— PROBLEM TO WORK ON —
Copy each row below word for word, keeping every character and number unchanged.

— DATASET EXTRACT —
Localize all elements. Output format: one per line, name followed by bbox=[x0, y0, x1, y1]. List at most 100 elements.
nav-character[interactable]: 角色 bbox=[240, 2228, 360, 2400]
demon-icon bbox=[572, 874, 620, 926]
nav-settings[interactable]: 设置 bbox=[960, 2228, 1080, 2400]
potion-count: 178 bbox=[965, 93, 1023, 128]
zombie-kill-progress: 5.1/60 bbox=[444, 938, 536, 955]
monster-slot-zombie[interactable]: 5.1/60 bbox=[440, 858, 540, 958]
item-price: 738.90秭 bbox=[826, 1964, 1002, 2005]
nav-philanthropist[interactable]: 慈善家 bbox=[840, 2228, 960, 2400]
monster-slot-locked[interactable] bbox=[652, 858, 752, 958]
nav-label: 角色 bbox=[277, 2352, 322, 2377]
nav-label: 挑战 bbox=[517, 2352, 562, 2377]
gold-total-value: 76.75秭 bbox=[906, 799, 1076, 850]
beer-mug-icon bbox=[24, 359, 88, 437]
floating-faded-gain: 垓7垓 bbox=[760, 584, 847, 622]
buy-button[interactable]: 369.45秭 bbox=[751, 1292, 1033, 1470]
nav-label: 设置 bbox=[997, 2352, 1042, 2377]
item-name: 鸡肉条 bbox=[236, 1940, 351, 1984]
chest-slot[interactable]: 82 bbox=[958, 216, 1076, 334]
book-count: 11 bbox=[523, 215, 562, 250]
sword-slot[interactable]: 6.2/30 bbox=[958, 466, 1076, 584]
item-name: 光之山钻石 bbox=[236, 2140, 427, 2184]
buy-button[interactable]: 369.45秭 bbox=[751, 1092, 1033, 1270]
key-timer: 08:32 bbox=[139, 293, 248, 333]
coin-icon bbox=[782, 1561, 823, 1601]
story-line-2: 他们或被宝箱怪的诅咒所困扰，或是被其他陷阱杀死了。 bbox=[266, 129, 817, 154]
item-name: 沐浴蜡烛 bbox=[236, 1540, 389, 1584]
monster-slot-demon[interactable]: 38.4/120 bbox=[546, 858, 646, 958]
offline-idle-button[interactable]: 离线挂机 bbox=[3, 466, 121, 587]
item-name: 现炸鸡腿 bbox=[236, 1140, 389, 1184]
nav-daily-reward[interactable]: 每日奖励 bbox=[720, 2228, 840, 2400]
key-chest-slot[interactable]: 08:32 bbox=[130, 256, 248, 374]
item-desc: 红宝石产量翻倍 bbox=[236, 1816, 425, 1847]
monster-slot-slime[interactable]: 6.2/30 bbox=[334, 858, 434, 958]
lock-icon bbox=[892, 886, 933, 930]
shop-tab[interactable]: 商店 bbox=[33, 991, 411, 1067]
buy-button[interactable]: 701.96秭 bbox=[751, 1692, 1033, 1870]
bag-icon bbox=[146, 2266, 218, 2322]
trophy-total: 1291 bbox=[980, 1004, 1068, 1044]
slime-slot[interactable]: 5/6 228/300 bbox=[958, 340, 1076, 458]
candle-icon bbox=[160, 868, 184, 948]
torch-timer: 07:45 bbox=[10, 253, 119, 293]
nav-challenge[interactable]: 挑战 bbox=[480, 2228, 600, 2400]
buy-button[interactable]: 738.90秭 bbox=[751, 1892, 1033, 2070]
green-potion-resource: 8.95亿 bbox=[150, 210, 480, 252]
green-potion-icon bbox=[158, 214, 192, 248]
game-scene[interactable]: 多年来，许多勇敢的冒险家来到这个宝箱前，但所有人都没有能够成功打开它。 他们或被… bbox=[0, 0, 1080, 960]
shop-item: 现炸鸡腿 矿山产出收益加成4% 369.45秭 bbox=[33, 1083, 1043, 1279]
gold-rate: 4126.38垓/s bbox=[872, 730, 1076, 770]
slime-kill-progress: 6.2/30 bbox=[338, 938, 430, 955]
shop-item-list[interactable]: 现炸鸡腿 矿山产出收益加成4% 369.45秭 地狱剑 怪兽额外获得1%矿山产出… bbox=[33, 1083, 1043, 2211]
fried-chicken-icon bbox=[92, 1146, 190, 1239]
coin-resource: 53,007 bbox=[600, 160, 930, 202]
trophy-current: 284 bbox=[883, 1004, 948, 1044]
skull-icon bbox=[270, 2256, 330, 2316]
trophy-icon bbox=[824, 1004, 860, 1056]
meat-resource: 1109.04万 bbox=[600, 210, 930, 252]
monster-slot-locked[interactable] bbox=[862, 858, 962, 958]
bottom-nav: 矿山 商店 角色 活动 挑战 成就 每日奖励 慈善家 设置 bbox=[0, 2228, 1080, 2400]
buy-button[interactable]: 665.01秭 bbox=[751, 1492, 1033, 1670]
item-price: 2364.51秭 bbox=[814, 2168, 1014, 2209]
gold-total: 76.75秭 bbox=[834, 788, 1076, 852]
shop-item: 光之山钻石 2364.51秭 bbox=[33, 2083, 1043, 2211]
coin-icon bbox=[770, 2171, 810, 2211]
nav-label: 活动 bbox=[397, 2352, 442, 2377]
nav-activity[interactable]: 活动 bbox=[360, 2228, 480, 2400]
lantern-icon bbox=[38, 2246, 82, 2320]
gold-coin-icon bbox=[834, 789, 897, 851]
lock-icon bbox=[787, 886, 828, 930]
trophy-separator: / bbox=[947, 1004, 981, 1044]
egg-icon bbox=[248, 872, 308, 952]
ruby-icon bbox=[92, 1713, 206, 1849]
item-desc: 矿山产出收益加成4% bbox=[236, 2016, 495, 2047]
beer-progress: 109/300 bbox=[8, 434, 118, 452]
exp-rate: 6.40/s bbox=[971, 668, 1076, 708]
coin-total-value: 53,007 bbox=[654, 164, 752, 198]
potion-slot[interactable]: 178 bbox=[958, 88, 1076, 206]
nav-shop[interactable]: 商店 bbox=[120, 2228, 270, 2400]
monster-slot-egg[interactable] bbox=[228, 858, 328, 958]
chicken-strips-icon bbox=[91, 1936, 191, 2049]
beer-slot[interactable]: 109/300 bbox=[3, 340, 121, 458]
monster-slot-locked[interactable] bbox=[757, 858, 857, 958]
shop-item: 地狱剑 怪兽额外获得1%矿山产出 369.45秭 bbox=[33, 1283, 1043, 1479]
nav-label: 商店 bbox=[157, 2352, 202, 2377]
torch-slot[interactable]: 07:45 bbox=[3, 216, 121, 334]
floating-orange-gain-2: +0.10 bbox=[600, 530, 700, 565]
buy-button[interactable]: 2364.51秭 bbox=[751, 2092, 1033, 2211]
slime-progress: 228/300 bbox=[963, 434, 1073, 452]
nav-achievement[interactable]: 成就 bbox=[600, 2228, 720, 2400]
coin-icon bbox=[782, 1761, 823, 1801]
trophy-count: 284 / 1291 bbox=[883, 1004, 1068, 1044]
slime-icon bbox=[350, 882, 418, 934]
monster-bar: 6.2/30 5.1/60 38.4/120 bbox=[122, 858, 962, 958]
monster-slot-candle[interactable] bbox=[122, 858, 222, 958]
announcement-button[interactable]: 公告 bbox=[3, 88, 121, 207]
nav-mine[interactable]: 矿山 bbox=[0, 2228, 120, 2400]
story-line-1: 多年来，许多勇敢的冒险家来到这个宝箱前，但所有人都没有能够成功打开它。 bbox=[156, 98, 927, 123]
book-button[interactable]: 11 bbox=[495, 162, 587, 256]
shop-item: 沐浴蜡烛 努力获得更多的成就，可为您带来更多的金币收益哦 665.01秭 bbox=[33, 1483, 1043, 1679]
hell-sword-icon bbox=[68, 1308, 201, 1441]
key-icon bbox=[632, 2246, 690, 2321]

— OUTPUT —
Localize all elements. Output format: one per line, name followed by bbox=[x0, y0, x1, y1]. List at most 100 elements.
nav-character[interactable]: 角色 bbox=[240, 2228, 360, 2400]
demon-icon bbox=[572, 874, 620, 926]
nav-settings[interactable]: 设置 bbox=[960, 2228, 1080, 2400]
potion-count: 178 bbox=[965, 93, 1023, 128]
zombie-kill-progress: 5.1/60 bbox=[444, 938, 536, 955]
monster-slot-zombie[interactable]: 5.1/60 bbox=[440, 858, 540, 958]
item-price: 738.90秭 bbox=[826, 1964, 1002, 2005]
nav-philanthropist[interactable]: 慈善家 bbox=[840, 2228, 960, 2400]
monster-slot-locked[interactable] bbox=[652, 858, 752, 958]
nav-label: 角色 bbox=[277, 2352, 322, 2377]
nav-label: 挑战 bbox=[517, 2352, 562, 2377]
gold-total-value: 76.75秭 bbox=[906, 799, 1076, 850]
beer-mug-icon bbox=[24, 359, 88, 437]
floating-faded-gain: 垓7垓 bbox=[760, 584, 847, 622]
buy-button[interactable]: 369.45秭 bbox=[751, 1292, 1033, 1470]
nav-label: 设置 bbox=[997, 2352, 1042, 2377]
item-name: 鸡肉条 bbox=[236, 1940, 351, 1984]
chest-slot[interactable]: 82 bbox=[958, 216, 1076, 334]
book-count: 11 bbox=[523, 215, 562, 250]
sword-slot[interactable]: 6.2/30 bbox=[958, 466, 1076, 584]
item-name: 光之山钻石 bbox=[236, 2140, 427, 2184]
buy-button[interactable]: 369.45秭 bbox=[751, 1092, 1033, 1270]
key-timer: 08:32 bbox=[139, 293, 248, 333]
coin-icon bbox=[782, 1561, 823, 1601]
story-line-2: 他们或被宝箱怪的诅咒所困扰，或是被其他陷阱杀死了。 bbox=[266, 129, 817, 154]
item-name: 沐浴蜡烛 bbox=[236, 1540, 389, 1584]
monster-slot-demon[interactable]: 38.4/120 bbox=[546, 858, 646, 958]
offline-idle-button[interactable]: 离线挂机 bbox=[3, 466, 121, 587]
item-name: 现炸鸡腿 bbox=[236, 1140, 389, 1184]
nav-daily-reward[interactable]: 每日奖励 bbox=[720, 2228, 840, 2400]
key-chest-slot[interactable]: 08:32 bbox=[130, 256, 248, 374]
item-desc: 红宝石产量翻倍 bbox=[236, 1816, 425, 1847]
monster-slot-slime[interactable]: 6.2/30 bbox=[334, 858, 434, 958]
lock-icon bbox=[892, 886, 933, 930]
shop-tab[interactable]: 商店 bbox=[33, 991, 411, 1067]
buy-button[interactable]: 701.96秭 bbox=[751, 1692, 1033, 1870]
bag-icon bbox=[146, 2266, 218, 2322]
trophy-total: 1291 bbox=[980, 1004, 1068, 1044]
slime-slot[interactable]: 5/6 228/300 bbox=[958, 340, 1076, 458]
candle-icon bbox=[160, 868, 184, 948]
torch-timer: 07:45 bbox=[10, 253, 119, 293]
nav-challenge[interactable]: 挑战 bbox=[480, 2228, 600, 2400]
buy-button[interactable]: 738.90秭 bbox=[751, 1892, 1033, 2070]
green-potion-resource: 8.95亿 bbox=[150, 210, 480, 252]
green-potion-icon bbox=[158, 214, 192, 248]
game-scene[interactable]: 多年来，许多勇敢的冒险家来到这个宝箱前，但所有人都没有能够成功打开它。 他们或被… bbox=[0, 0, 1080, 960]
shop-item: 现炸鸡腿 矿山产出收益加成4% 369.45秭 bbox=[33, 1083, 1043, 1279]
gold-rate: 4126.38垓/s bbox=[872, 730, 1076, 770]
slime-kill-progress: 6.2/30 bbox=[338, 938, 430, 955]
shop-item-list[interactable]: 现炸鸡腿 矿山产出收益加成4% 369.45秭 地狱剑 怪兽额外获得1%矿山产出… bbox=[33, 1083, 1043, 2211]
fried-chicken-icon bbox=[92, 1146, 190, 1239]
coin-resource: 53,007 bbox=[600, 160, 930, 202]
trophy-current: 284 bbox=[883, 1004, 948, 1044]
skull-icon bbox=[270, 2256, 330, 2316]
trophy-icon bbox=[824, 1004, 860, 1056]
meat-resource: 1109.04万 bbox=[600, 210, 930, 252]
monster-slot-locked[interactable] bbox=[862, 858, 962, 958]
bottom-nav: 矿山 商店 角色 活动 挑战 成就 每日奖励 慈善家 设置 bbox=[0, 2228, 1080, 2400]
buy-button[interactable]: 665.01秭 bbox=[751, 1492, 1033, 1670]
item-price: 2364.51秭 bbox=[814, 2168, 1014, 2209]
gold-total: 76.75秭 bbox=[834, 788, 1076, 852]
shop-item: 光之山钻石 2364.51秭 bbox=[33, 2083, 1043, 2211]
coin-icon bbox=[770, 2171, 810, 2211]
nav-label: 活动 bbox=[397, 2352, 442, 2377]
nav-activity[interactable]: 活动 bbox=[360, 2228, 480, 2400]
lantern-icon bbox=[38, 2246, 82, 2320]
gold-coin-icon bbox=[834, 789, 897, 851]
lock-icon bbox=[787, 886, 828, 930]
trophy-separator: / bbox=[947, 1004, 981, 1044]
egg-icon bbox=[248, 872, 308, 952]
ruby-icon bbox=[92, 1713, 206, 1849]
item-desc: 矿山产出收益加成4% bbox=[236, 2016, 495, 2047]
beer-progress: 109/300 bbox=[8, 434, 118, 452]
exp-rate: 6.40/s bbox=[971, 668, 1076, 708]
coin-total-value: 53,007 bbox=[654, 164, 752, 198]
potion-slot[interactable]: 178 bbox=[958, 88, 1076, 206]
nav-shop[interactable]: 商店 bbox=[120, 2228, 270, 2400]
monster-slot-egg[interactable] bbox=[228, 858, 328, 958]
chicken-strips-icon bbox=[91, 1936, 191, 2049]
beer-slot[interactable]: 109/300 bbox=[3, 340, 121, 458]
monster-slot-locked[interactable] bbox=[757, 858, 857, 958]
shop-item: 地狱剑 怪兽额外获得1%矿山产出 369.45秭 bbox=[33, 1283, 1043, 1479]
nav-label: 商店 bbox=[157, 2352, 202, 2377]
torch-slot[interactable]: 07:45 bbox=[3, 216, 121, 334]
floating-orange-gain-2: +0.10 bbox=[600, 530, 700, 565]
buy-button[interactable]: 2364.51秭 bbox=[751, 2092, 1033, 2211]
slime-progress: 228/300 bbox=[963, 434, 1073, 452]
nav-achievement[interactable]: 成就 bbox=[600, 2228, 720, 2400]
coin-icon bbox=[782, 1761, 823, 1801]
trophy-count: 284 / 1291 bbox=[883, 1004, 1068, 1044]
slime-icon bbox=[350, 882, 418, 934]
monster-bar: 6.2/30 5.1/60 38.4/120 bbox=[122, 858, 962, 958]
monster-slot-candle[interactable] bbox=[122, 858, 222, 958]
announcement-button[interactable]: 公告 bbox=[3, 88, 121, 207]
nav-mine[interactable]: 矿山 bbox=[0, 2228, 120, 2400]
story-line-1: 多年来，许多勇敢的冒险家来到这个宝箱前，但所有人都没有能够成功打开它。 bbox=[156, 98, 927, 123]
book-button[interactable]: 11 bbox=[495, 162, 587, 256]
shop-item: 沐浴蜡烛 努力获得更多的成就，可为您带来更多的金币收益哦 665.01秭 bbox=[33, 1483, 1043, 1679]
hell-sword-icon bbox=[68, 1308, 201, 1441]
key-icon bbox=[632, 2246, 690, 2321]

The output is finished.